- WORK TO DO
Can you find the lines of the listing that include "color" and copy every one?

- SUPPLIED RECORDS

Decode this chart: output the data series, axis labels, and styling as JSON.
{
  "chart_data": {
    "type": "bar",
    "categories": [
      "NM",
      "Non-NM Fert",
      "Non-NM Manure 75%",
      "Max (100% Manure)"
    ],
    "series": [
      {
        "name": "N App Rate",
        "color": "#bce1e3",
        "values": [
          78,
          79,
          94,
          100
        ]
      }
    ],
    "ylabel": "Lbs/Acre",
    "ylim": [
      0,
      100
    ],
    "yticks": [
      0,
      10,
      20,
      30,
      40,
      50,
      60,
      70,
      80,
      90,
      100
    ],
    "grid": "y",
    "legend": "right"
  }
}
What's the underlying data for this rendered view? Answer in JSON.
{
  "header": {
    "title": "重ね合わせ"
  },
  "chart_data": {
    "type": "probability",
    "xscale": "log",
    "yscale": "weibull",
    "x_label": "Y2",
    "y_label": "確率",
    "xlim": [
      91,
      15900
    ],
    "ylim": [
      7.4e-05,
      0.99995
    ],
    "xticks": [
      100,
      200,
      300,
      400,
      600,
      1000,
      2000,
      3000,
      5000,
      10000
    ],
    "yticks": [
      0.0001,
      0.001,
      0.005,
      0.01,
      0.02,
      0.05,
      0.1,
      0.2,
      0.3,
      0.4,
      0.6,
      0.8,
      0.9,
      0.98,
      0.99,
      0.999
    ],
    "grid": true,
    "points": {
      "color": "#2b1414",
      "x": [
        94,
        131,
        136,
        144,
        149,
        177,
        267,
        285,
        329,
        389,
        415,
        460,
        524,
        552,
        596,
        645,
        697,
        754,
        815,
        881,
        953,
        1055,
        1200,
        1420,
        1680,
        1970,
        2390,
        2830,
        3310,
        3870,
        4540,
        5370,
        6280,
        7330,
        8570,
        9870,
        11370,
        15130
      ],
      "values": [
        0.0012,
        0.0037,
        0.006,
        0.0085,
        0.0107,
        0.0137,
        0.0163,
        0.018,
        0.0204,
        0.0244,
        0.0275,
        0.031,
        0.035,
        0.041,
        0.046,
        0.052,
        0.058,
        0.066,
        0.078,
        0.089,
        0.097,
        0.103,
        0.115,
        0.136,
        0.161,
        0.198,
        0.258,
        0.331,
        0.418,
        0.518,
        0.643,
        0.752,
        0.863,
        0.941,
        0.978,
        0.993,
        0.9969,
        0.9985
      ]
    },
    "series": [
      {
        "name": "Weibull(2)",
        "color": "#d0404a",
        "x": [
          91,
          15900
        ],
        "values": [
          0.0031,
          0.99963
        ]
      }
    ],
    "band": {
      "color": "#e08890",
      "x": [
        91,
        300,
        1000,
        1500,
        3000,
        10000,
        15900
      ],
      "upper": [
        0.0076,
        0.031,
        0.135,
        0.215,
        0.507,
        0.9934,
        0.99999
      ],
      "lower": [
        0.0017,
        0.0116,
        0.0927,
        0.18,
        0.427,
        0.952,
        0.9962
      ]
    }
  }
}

- EXERCISE OUTPUT
        "color": "#bce1e3",
      "color": "#2b1414",
        "color": "#d0404a",
      "color": "#e08890",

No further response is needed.